Record extracts →

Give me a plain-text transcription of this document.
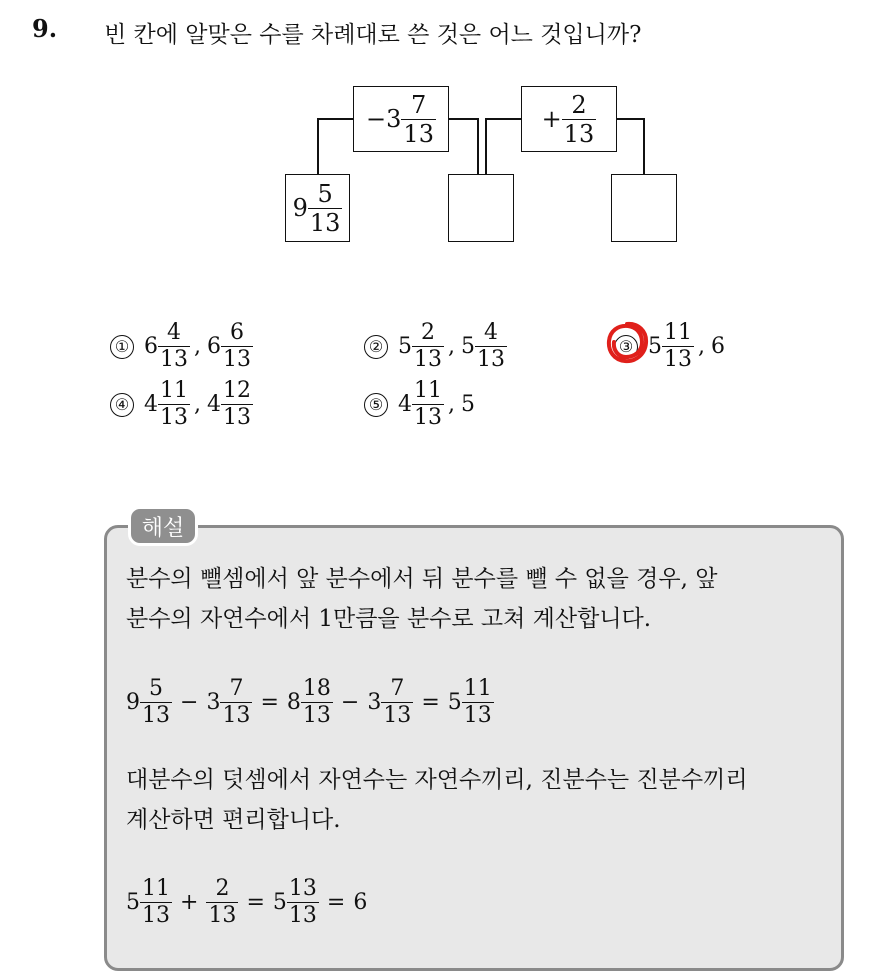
9. 빈 칸에 알맞은 수를 차례대로 쓴 것은 어느 것입니까?
− $3 \frac{7}{13}$	+ $\frac{2}{13}$
$9 \frac{5}{13}$
① $6 \frac{4}{13}$ , $6 \frac{6}{13}$	② $5 \frac{2}{13}$ , $5 \frac{4}{13}$	③ $5 \frac{11}{13}$ , 6
④ $4 \frac{11}{13}$ , $4 \frac{12}{13}$	⑤ $4 \frac{11}{13}$ , 5
해설
분수의 뺄셈에서 앞 분수에서 뒤 분수를 뺄 수 없을 경우, 앞
분수의 자연수에서 1만큼을 분수로 고쳐 계산합니다.
$9 \frac{5}{13} - 3 \frac{7}{13} = 8 \frac{18}{13} - 3 \frac{7}{13} = 5 \frac{11}{13}$
대분수의 덧셈에서 자연수는 자연수끼리, 진분수는 진분수끼리
계산하면 편리합니다.
$5 \frac{11}{13} + \frac{2}{13} = 5 \frac{13}{13} = 6$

Exercise aim → Repeat every record precisely. Any picture among them stays out of the copy.

Task output →
Give me a plain-text transcription of this document.
9. 빈 칸에 알맞은 수를 차례대로 쓴 것은 어느 것입니까?
− $3 \frac{7}{13}$	+ $\frac{2}{13}$
$9 \frac{5}{13}$
① $6 \frac{4}{13}$ , $6 \frac{6}{13}$	② $5 \frac{2}{13}$ , $5 \frac{4}{13}$	③ $5 \frac{11}{13}$ , 6
④ $4 \frac{11}{13}$ , $4 \frac{12}{13}$	⑤ $4 \frac{11}{13}$ , 5
해설
분수의 뺄셈에서 앞 분수에서 뒤 분수를 뺄 수 없을 경우, 앞
분수의 자연수에서 1만큼을 분수로 고쳐 계산합니다.
$9 \frac{5}{13} - 3 \frac{7}{13} = 8 \frac{18}{13} - 3 \frac{7}{13} = 5 \frac{11}{13}$
대분수의 덧셈에서 자연수는 자연수끼리, 진분수는 진분수끼리
계산하면 편리합니다.
$5 \frac{11}{13} + \frac{2}{13} = 5 \frac{13}{13} = 6$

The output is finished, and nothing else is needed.